__Consigne__:
Répondez à ces questions sur l'extrait consacré aux pensions :
1. Sur quel pilier devrait se concentrer l'essentiel de l'effort politique ?
2. Par qui les « marchés transitoires du travail » ont-ils été définis ?
3. Quel pays est donné en exemple pour la cotisation personnelle sur les allocations de remplacement de la rémunération ?

__Extrait__:

※

Un système de pension est adéquat s’il permet aux bénéficiaires de vivre décemment. Le premier pilier est celui sur lequel devrait se concentrer l’essentiel de l’effort politique; les autres piliers doivent compléter la pension légale pour éviter une chute importante de revenu en assurant un taux de remplacement adéquat.
À cet égard, on peut affirmer que 1. le rééquilibrage entre la vie active et la vie après la retraite, qui suppose l’allongement effectif de la vie active, est évidemment l’un des facteurs essentiels pour assurer la viabilité financière du système et 2. le deuxième élément est l’élargissement de l’assiette de financement, qui peut avoir lieu par le recours à d’autres sources de financement.
Du point de vue familial, l’allongement de la vie active découle également des périodes d’écartement temporaire du milieu du travail pour raisons familiales. Ces périodes d’écartement temporaire, qui font partie intégrante des «marchés transitoires du travail» (tels qu’ils ont été définis par des experts de l’OCDE), doivent être assimilées à des périodes d’activité afin d’assurer la continuité des trajectoires professionnelles.
La question est de savoir si les allocations perçues à titre de remplacement de la rémunération ne devraient pas être soumises, comme les autres rémunérations, à une cotisation personnelle aux systèmes publics de retraite (comme c’est le cas en Suède) afin d’assurer la continuité du droit aux prestations et, par le fait même, l’adéquation et la viabilité financière du système. Les interruptions de carrière pour des raisons de soin doivent être considérées comme des périodes assimilées, sans cotisation personnelle aux systèmes publics de retraite.

※

__Liste des données__:
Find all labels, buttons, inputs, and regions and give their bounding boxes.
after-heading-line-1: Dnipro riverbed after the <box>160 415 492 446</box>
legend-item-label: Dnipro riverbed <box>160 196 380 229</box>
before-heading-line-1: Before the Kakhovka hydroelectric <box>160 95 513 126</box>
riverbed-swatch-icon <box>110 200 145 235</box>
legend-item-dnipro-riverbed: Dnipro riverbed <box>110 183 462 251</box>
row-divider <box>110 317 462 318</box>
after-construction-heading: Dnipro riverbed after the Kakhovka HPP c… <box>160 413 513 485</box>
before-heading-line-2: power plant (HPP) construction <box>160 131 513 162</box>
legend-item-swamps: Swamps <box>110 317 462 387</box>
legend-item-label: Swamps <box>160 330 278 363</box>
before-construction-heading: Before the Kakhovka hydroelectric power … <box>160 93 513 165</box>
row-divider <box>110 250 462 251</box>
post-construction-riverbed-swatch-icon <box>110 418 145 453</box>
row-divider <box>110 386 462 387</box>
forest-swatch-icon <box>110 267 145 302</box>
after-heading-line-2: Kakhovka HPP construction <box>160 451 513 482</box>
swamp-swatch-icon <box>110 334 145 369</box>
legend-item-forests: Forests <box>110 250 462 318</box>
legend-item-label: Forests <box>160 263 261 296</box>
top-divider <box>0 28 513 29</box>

※

__Réponse__:
1. Sur le premier pilier.
2. Par des experts de l'OCDE.
3. La Suède.